- [TEXTO FUENTE]
══════

Descubre la historia que hay detrás de cada una de las recetas

MÉXICO

La creciente militarización y el incremento del control de los flujos migratorios se justifican como medio para luchar contra el terrorismo, el tráfico ilegal de personas, de drogas y el crimen organizado en la región. En un contexto de violación sistemática de los derechos humanos, los altos niveles de corrupción, la ineficacia del sistema de justicia y los elevados índices de impunidad, hacen que muchas personas de México se vean obligadas a huir y solicitar protección internacional de asilo.


EL SALVADOR

Elevados índices de criminalidad, acciones delictivas de grupos violentos como las maras, violencia institucional contra personas LGTB y violencia de género, incluyendo asesinatos y ejecuciones extrajudiciales, que permanecen en la impunidad, motivan la huida de muchas personas de El Salvador en busca de protección internacional.

══════

(Datos registrados)
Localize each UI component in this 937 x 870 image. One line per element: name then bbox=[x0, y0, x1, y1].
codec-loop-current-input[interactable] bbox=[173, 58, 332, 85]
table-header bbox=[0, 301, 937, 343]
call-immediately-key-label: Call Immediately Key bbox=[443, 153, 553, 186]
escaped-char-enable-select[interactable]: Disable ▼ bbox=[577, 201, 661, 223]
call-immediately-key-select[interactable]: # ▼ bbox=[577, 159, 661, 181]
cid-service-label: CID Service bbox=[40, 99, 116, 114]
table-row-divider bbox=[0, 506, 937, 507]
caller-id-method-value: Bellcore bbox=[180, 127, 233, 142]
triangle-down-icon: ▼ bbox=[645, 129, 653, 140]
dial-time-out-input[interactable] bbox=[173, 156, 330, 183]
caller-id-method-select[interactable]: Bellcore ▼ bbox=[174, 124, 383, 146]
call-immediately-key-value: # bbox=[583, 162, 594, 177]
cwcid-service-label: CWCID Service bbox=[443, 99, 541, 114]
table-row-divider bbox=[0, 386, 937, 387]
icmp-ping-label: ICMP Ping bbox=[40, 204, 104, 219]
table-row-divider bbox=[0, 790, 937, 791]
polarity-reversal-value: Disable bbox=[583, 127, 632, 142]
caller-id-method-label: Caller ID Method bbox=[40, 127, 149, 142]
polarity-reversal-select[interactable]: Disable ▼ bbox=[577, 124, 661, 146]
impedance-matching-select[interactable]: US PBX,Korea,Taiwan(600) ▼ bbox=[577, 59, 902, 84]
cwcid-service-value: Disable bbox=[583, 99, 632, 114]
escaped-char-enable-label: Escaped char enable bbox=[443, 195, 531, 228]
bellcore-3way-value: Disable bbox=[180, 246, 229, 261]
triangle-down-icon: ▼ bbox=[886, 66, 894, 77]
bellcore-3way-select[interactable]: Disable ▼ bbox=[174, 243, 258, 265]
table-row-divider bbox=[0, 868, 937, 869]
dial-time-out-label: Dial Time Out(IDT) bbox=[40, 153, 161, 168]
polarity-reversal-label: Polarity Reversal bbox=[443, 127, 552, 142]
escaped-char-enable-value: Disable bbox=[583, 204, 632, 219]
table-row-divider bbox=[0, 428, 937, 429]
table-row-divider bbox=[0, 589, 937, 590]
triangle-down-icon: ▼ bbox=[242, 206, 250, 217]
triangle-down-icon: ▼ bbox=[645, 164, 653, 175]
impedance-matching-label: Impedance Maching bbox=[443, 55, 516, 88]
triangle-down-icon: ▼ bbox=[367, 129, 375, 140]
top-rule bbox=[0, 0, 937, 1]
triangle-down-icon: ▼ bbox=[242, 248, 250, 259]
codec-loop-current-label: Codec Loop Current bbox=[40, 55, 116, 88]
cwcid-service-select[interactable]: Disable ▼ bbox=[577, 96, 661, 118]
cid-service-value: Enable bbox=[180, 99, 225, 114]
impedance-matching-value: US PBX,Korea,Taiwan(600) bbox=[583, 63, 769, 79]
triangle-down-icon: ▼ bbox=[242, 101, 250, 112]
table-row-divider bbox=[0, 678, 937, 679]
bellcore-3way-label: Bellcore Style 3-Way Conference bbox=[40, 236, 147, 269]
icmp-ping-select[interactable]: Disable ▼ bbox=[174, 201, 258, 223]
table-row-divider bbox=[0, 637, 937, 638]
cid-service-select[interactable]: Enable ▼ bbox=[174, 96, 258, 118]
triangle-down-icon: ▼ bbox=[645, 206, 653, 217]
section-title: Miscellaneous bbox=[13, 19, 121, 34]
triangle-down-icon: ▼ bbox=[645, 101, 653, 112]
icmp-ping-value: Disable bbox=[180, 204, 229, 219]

══════

- [SUS INSTRUCCIONES] Prosiga el texto fuente sobre las causas que obligan a huir de México y El Salvador a partir de su última oración.

- [RESPUESTA DEL EJERCICIO]
VENEZUELA

La violencia socio-política en el marco del estado de excepción alimenta la crisis humanitaria y sanitaria. Por ello, el número de solicitantes de asilo de nacionalidad venezolana se ha disparado alarmantemente. Las protestas ciudadanas son reprimidas por la fuerza civil y militar y los hostigamientos a defensores y defensoras de derechos humanos se suceden en un contexto de impunidad persistente.





SIRIA

Con 12 millones de personas desplazadas forzosamente dentro y fuera de sus fronteras, más de la mitad de las personas nacionales de Siria se ha visto ya forzada a migrar desde que en 2011 estallase el conflicto que ha supuesto la mayor crisis de personas refugiadas en el mundo desde el final de la Segunda Guerra Mundial en 1945. Los Intereses geopolíticos cruzados y la lucha contra el terrorismo del islamismo extremista suponen serios desafíos para lograr soluciones de paz duraderas y la estabilización de toda la zona.


RUSIA

La persecución de personas LBGT, de minorías religiosas musulmanas y cristianas y por motivos de nacionalidad marcan un contexto de restricción de libertades civiles y represión de las protestas pacíficas ciudadanas, que motiva la salida de muchas personas del territorio de Rusia en busca de protección internacional en terceros países.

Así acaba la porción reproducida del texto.